— PROBLEM TO WORK ON —
Repeat every record below exactly as it appears.

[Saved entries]
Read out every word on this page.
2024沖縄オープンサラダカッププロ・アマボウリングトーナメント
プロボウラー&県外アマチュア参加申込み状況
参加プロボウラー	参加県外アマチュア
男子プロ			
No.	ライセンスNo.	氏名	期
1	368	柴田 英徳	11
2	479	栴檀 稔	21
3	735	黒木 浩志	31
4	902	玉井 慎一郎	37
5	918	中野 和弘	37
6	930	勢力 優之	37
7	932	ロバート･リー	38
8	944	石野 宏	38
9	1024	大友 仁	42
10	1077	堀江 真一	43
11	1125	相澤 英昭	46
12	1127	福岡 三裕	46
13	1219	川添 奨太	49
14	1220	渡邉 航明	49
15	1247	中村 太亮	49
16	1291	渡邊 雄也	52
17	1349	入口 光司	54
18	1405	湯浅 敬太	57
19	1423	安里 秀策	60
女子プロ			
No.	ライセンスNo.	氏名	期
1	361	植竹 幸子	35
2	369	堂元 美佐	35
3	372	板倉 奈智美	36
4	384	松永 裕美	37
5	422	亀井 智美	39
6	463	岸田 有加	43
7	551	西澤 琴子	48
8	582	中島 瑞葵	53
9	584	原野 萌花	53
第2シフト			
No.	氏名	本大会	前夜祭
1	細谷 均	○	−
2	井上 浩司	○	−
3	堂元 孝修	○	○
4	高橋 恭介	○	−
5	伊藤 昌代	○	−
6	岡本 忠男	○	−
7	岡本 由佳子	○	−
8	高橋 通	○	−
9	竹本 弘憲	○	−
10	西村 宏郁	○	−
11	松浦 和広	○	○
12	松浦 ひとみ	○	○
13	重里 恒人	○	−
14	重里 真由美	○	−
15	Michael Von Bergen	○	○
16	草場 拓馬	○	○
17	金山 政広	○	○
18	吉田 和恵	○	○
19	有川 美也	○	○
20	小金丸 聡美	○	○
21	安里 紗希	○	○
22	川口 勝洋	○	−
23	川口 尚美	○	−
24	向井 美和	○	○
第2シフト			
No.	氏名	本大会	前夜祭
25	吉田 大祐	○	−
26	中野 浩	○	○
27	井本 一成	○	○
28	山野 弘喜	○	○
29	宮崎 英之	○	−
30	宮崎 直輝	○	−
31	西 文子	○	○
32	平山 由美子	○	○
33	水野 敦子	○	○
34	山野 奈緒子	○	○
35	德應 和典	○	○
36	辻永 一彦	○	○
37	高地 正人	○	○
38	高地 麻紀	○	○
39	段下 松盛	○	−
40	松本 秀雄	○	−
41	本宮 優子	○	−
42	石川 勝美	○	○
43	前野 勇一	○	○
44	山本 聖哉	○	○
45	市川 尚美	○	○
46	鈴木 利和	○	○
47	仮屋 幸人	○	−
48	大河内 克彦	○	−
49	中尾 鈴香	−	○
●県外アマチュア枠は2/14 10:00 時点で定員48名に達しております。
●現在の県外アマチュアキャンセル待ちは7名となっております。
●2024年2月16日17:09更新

— ANSWER BELOW —
Read out every word on this page.
2024沖縄オープンサラダカッププロ・アマボウリングトーナメント
プロボウラー&県外アマチュア参加申込み状況
参加プロボウラー	参加県外アマチュア
男子プロ			
No.	ライセンスNo.	氏名	期
1	368	柴田 英徳	11
2	479	栴檀 稔	21
3	735	黒木 浩志	31
4	902	玉井 慎一郎	37
5	918	中野 和弘	37
6	930	勢力 優之	37
7	932	ロバート･リー	38
8	944	石野 宏	38
9	1024	大友 仁	42
10	1077	堀江 真一	43
11	1125	相澤 英昭	46
12	1127	福岡 三裕	46
13	1219	川添 奨太	49
14	1220	渡邉 航明	49
15	1247	中村 太亮	49
16	1291	渡邊 雄也	52
17	1349	入口 光司	54
18	1405	湯浅 敬太	57
19	1423	安里 秀策	60
女子プロ			
No.	ライセンスNo.	氏名	期
1	361	植竹 幸子	35
2	369	堂元 美佐	35
3	372	板倉 奈智美	36
4	384	松永 裕美	37
5	422	亀井 智美	39
6	463	岸田 有加	43
7	551	西澤 琴子	48
8	582	中島 瑞葵	53
9	584	原野 萌花	53
第2シフト			
No.	氏名	本大会	前夜祭
1	細谷 均	○	−
2	井上 浩司	○	−
3	堂元 孝修	○	○
4	高橋 恭介	○	−
5	伊藤 昌代	○	−
6	岡本 忠男	○	−
7	岡本 由佳子	○	−
8	高橋 通	○	−
9	竹本 弘憲	○	−
10	西村 宏郁	○	−
11	松浦 和広	○	○
12	松浦 ひとみ	○	○
13	重里 恒人	○	−
14	重里 真由美	○	−
15	Michael Von Bergen	○	○
16	草場 拓馬	○	○
17	金山 政広	○	○
18	吉田 和恵	○	○
19	有川 美也	○	○
20	小金丸 聡美	○	○
21	安里 紗希	○	○
22	川口 勝洋	○	−
23	川口 尚美	○	−
24	向井 美和	○	○
第2シフト			
No.	氏名	本大会	前夜祭
25	吉田 大祐	○	−
26	中野 浩	○	○
27	井本 一成	○	○
28	山野 弘喜	○	○
29	宮崎 英之	○	−
30	宮崎 直輝	○	−
31	西 文子	○	○
32	平山 由美子	○	○
33	水野 敦子	○	○
34	山野 奈緒子	○	○
35	德應 和典	○	○
36	辻永 一彦	○	○
37	高地 正人	○	○
38	高地 麻紀	○	○
39	段下 松盛	○	−
40	松本 秀雄	○	−
41	本宮 優子	○	−
42	石川 勝美	○	○
43	前野 勇一	○	○
44	山本 聖哉	○	○
45	市川 尚美	○	○
46	鈴木 利和	○	○
47	仮屋 幸人	○	−
48	大河内 克彦	○	−
49	中尾 鈴香	−	○
●県外アマチュア枠は2/14 10:00 時点で定員48名に達しております。
●現在の県外アマチュアキャンセル待ちは7名となっております。
●2024年2月16日17:09更新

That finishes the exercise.